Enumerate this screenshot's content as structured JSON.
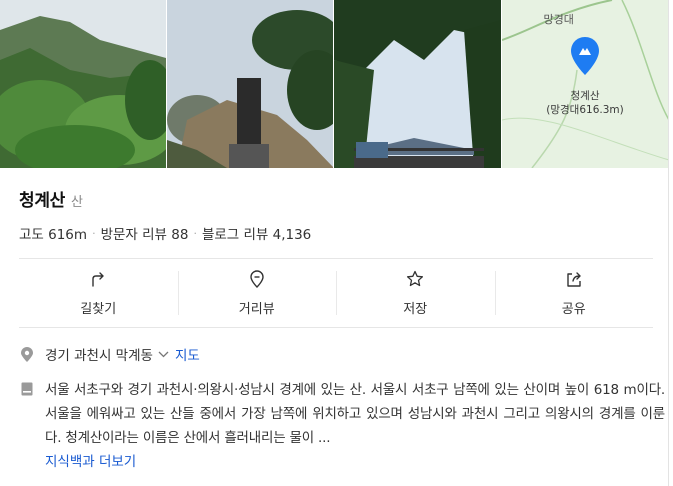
{
  "map": {
    "top_label": "망경대",
    "peak_name": "청계산",
    "peak_sub": "(망경대616.3m)"
  },
  "place": {
    "name": "청계산",
    "category": "산"
  },
  "stats": {
    "elevation": "고도 616m",
    "visitor_reviews": "방문자 리뷰 88",
    "blog_reviews": "블로그 리뷰 4,136"
  },
  "actions": [
    {
      "label": "길찾기",
      "icon": "directions-icon"
    },
    {
      "label": "거리뷰",
      "icon": "street-view-icon"
    },
    {
      "label": "저장",
      "icon": "star-icon"
    },
    {
      "label": "공유",
      "icon": "share-icon"
    }
  ],
  "address": {
    "text": "경기 과천시 막계동",
    "map_link": "지도"
  },
  "description": {
    "text": "서울 서초구와 경기 과천시·의왕시·성남시 경계에 있는 산. 서울시 서초구 남쪽에 있는 산이며 높이 618 m이다. 서울을 에워싸고 있는 산들 중에서 가장 남쪽에 위치하고 있으며 성남시와 과천시 그리고 의왕시의 경계를 이룬다. 청계산이라는 이름은 산에서 흘러내리는 물이 ...",
    "more_link": "지식백과 더보기"
  },
  "colors": {
    "link": "#1a5bd1",
    "pin": "#1e7cf2",
    "map_bg": "#e7f2e2"
  }
}
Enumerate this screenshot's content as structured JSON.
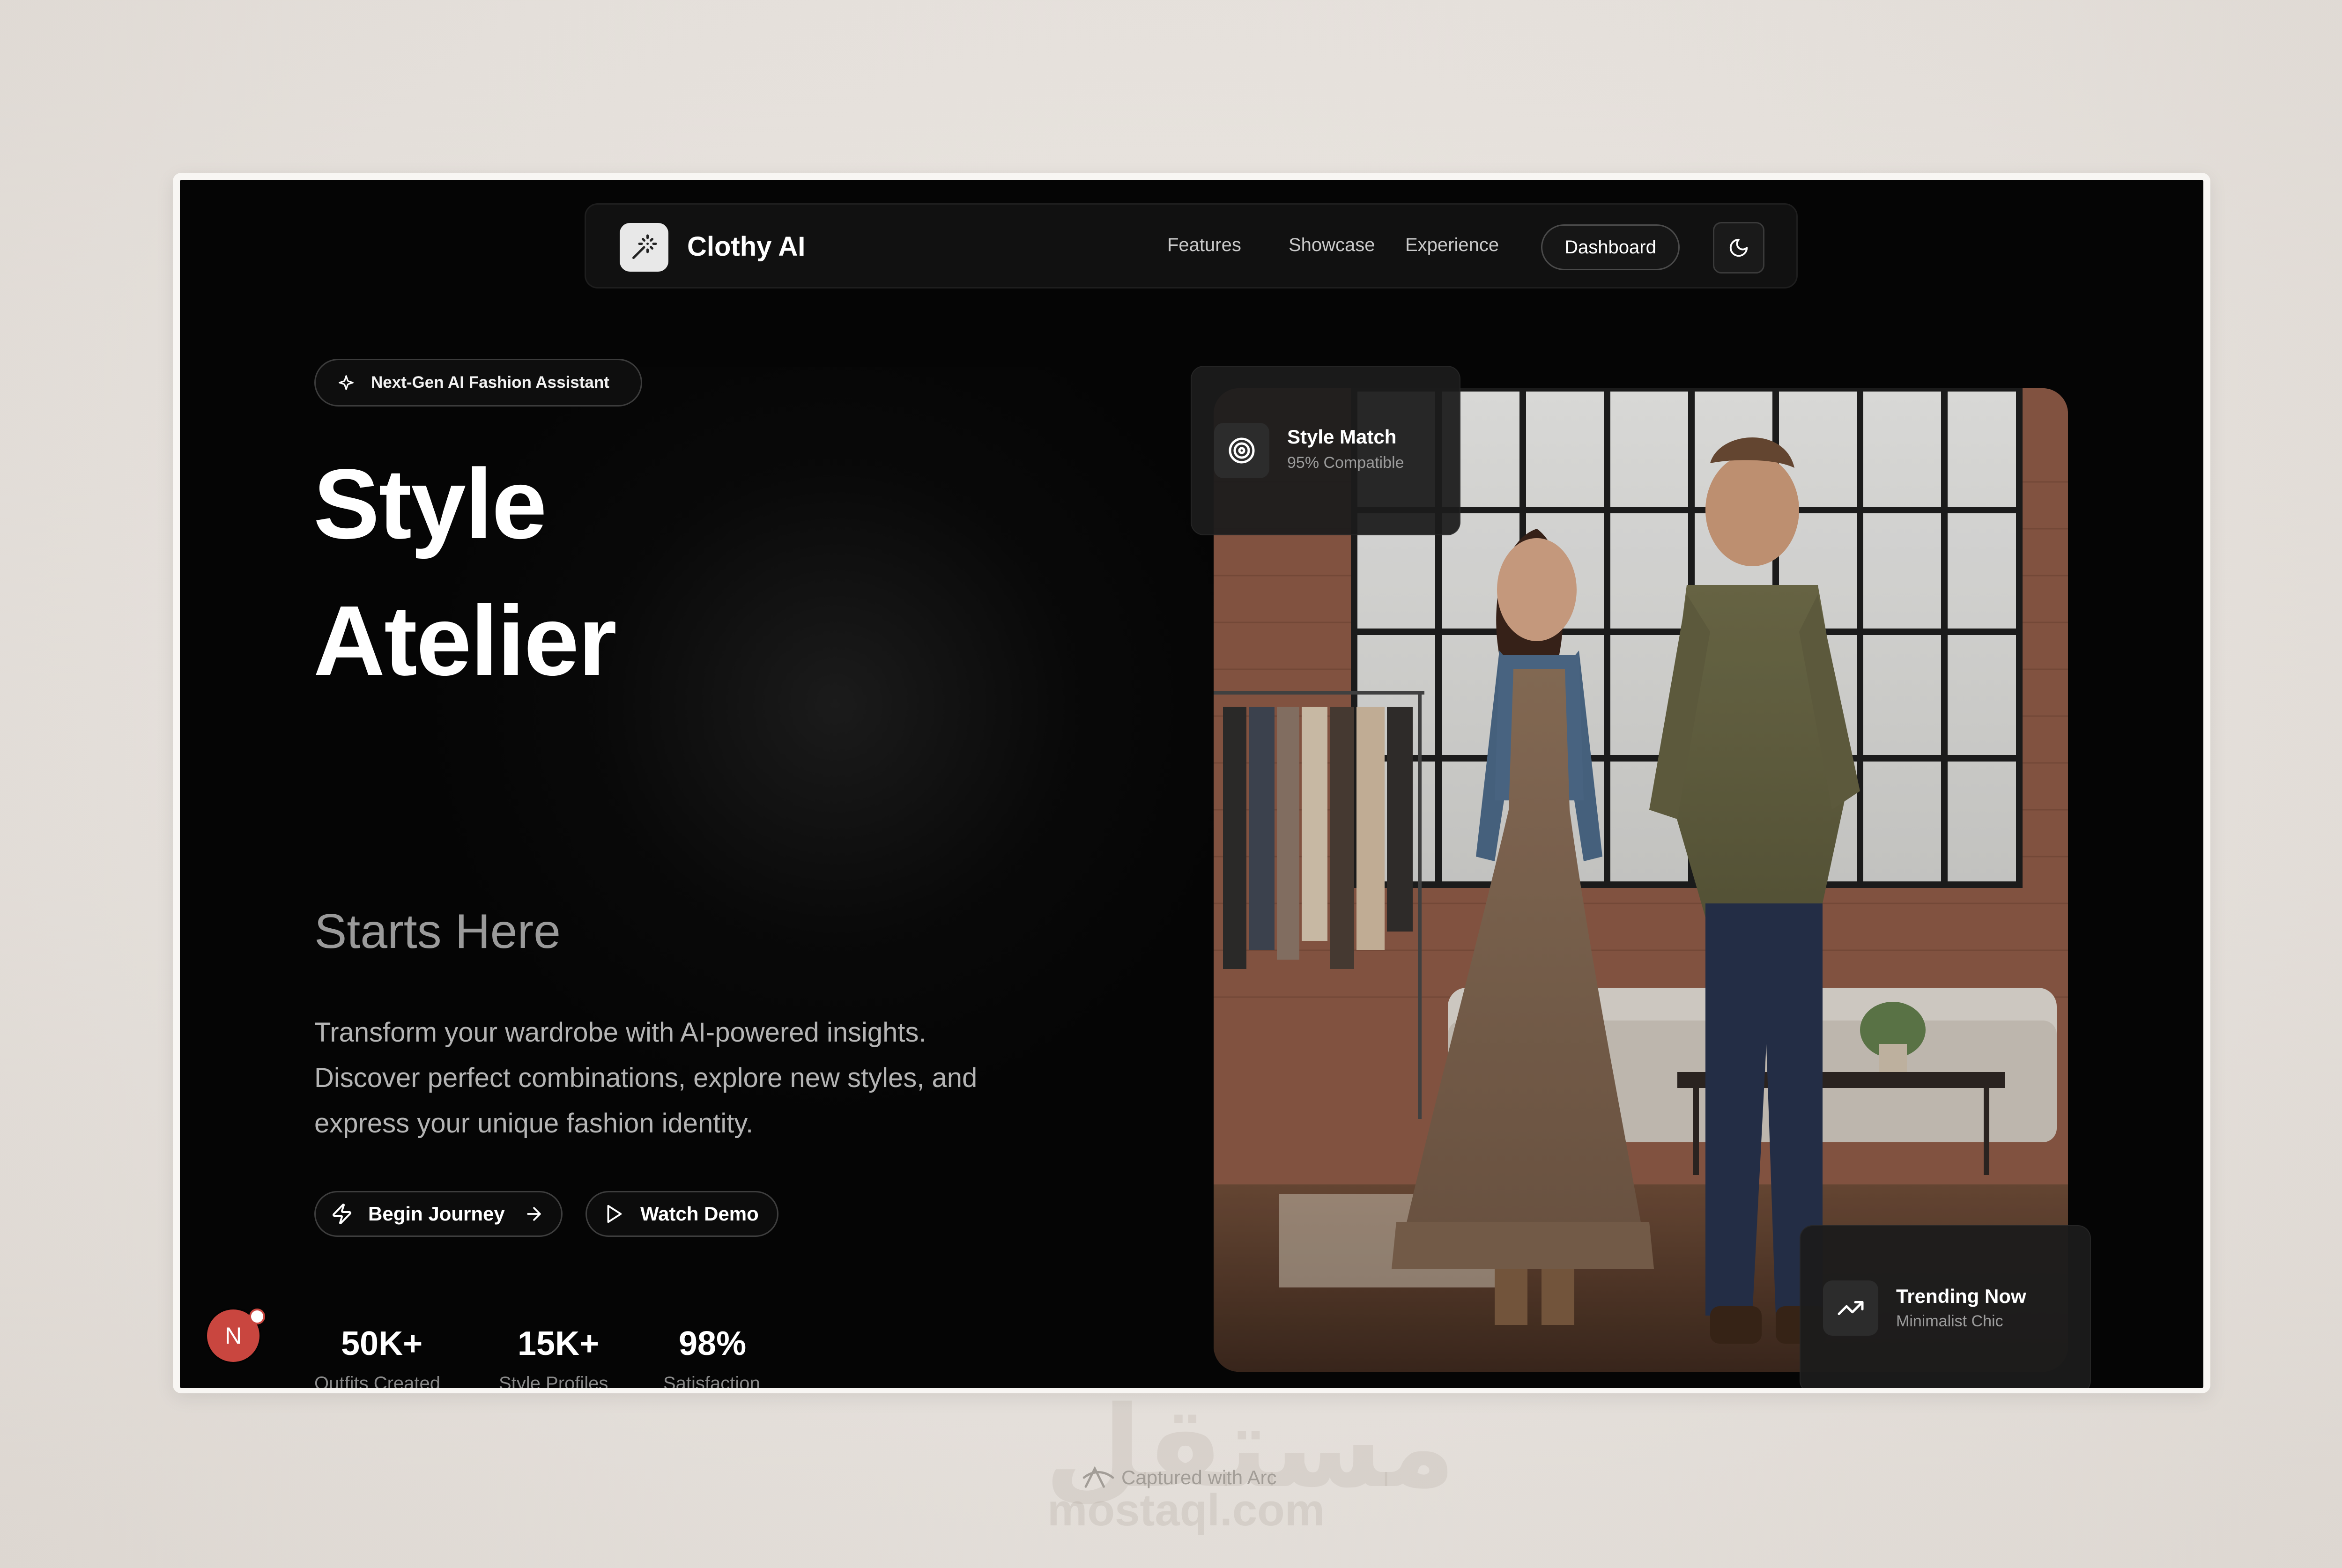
{
  "nav": {
    "brand": "Clothy AI",
    "links": [
      "Features",
      "Showcase",
      "Experience"
    ],
    "dashboard_label": "Dashboard"
  },
  "hero": {
    "badge": "Next-Gen AI Fashion Assistant",
    "title_line1": "Style",
    "title_line2": "Atelier",
    "subtitle": "Starts Here",
    "description": [
      "Transform your wardrobe with AI-powered insights.",
      "Discover perfect combinations, explore new styles, and",
      "express your unique fashion identity."
    ],
    "begin_label": "Begin Journey",
    "demo_label": "Watch Demo"
  },
  "stats": [
    {
      "value": "50K+",
      "label": "Outfits Created"
    },
    {
      "value": "15K+",
      "label": "Style Profiles"
    },
    {
      "value": "98%",
      "label": "Satisfaction"
    }
  ],
  "style_match": {
    "title": "Style Match",
    "subtitle": "95% Compatible"
  },
  "trending": {
    "title": "Trending Now",
    "subtitle": "Minimalist Chic"
  },
  "avatar_initial": "N",
  "watermark": {
    "arabic": "مستقل",
    "captured": "Captured with Arc",
    "site": "mostaql.com"
  },
  "colors": {
    "screen_bg": "#050505",
    "accent_avatar": "#c9463f",
    "page_bg": "#e4dfda"
  }
}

○ ○ ○ ○ ○ ○ ○

- **OBJECTIVE**
From the records above, pull out each line that has "subtitle".

- **ANSWER TO THE PROBLEM**
    "subtitle": "Starts Here",
    "subtitle": "95% Compatible"
    "subtitle": "Minimalist Chic"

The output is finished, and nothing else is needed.